[JOB]: Repeat each line of the material exactly.

[GIVEN RECORDS]:

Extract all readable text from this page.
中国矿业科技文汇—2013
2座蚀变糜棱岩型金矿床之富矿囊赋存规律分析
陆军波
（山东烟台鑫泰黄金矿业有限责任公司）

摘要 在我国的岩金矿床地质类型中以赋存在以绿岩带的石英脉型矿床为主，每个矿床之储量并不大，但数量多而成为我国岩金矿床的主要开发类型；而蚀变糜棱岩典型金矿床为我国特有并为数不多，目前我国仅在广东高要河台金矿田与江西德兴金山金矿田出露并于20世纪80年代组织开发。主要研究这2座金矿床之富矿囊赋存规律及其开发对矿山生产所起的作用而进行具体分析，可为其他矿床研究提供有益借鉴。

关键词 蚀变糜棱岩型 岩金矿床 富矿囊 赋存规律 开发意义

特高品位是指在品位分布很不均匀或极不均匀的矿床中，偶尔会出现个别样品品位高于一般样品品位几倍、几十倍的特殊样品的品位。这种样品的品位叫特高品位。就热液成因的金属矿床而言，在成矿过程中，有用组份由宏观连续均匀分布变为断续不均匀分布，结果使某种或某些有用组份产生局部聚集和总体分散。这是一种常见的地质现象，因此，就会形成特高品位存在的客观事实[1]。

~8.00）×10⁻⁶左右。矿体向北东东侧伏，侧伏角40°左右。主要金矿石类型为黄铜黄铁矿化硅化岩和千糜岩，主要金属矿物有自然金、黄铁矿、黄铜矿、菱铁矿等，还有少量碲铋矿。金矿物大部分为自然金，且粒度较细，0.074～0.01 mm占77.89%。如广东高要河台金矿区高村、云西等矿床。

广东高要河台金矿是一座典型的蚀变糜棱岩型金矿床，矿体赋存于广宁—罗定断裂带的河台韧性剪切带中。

[EXERCISE ANSWER]:
Extract all readable text from this page.
中国矿业科技文汇—2013
2座蚀变糜棱岩型金矿床之富矿囊赋存规律分析
陆军波
（山东烟台鑫泰黄金矿业有限责任公司）

摘要 在我国的岩金矿床地质类型中以赋存在以绿岩带的石英脉型矿床为主，每个矿床之储量并不大，但数量多而成为我国岩金矿床的主要开发类型；而蚀变糜棱岩典型金矿床为我国特有并为数不多，目前我国仅在广东高要河台金矿田与江西德兴金山金矿田出露并于20世纪80年代组织开发。主要研究这2座金矿床之富矿囊赋存规律及其开发对矿山生产所起的作用而进行具体分析，可为其他矿床研究提供有益借鉴。

关键词 蚀变糜棱岩型 岩金矿床 富矿囊 赋存规律 开发意义

特高品位是指在品位分布很不均匀或极不均匀的矿床中，偶尔会出现个别样品品位高于一般样品品位几倍、几十倍的特殊样品的品位。这种样品的品位叫特高品位。就热液成因的金属矿床而言，在成矿过程中，有用组份由宏观连续均匀分布变为断续不均匀分布，结果使某种或某些有用组份产生局部聚集和总体分散。这是一种常见的地质现象，因此，就会形成特高品位存在的客观事实[1]。

~8.00）×10⁻⁶左右。矿体向北东东侧伏，侧伏角40°左右。主要金矿石类型为黄铜黄铁矿化硅化岩和千糜岩，主要金属矿物有自然金、黄铁矿、黄铜矿、菱铁矿等，还有少量碲铋矿。金矿物大部分为自然金，且粒度较细，0.074～0.01 mm占77.89%。如广东高要河台金矿区高村、云西等矿床。

广东高要河台金矿是一座典型的蚀变糜棱岩型金矿床，矿体赋存于广宁—罗定断裂带的河台韧性剪切带中。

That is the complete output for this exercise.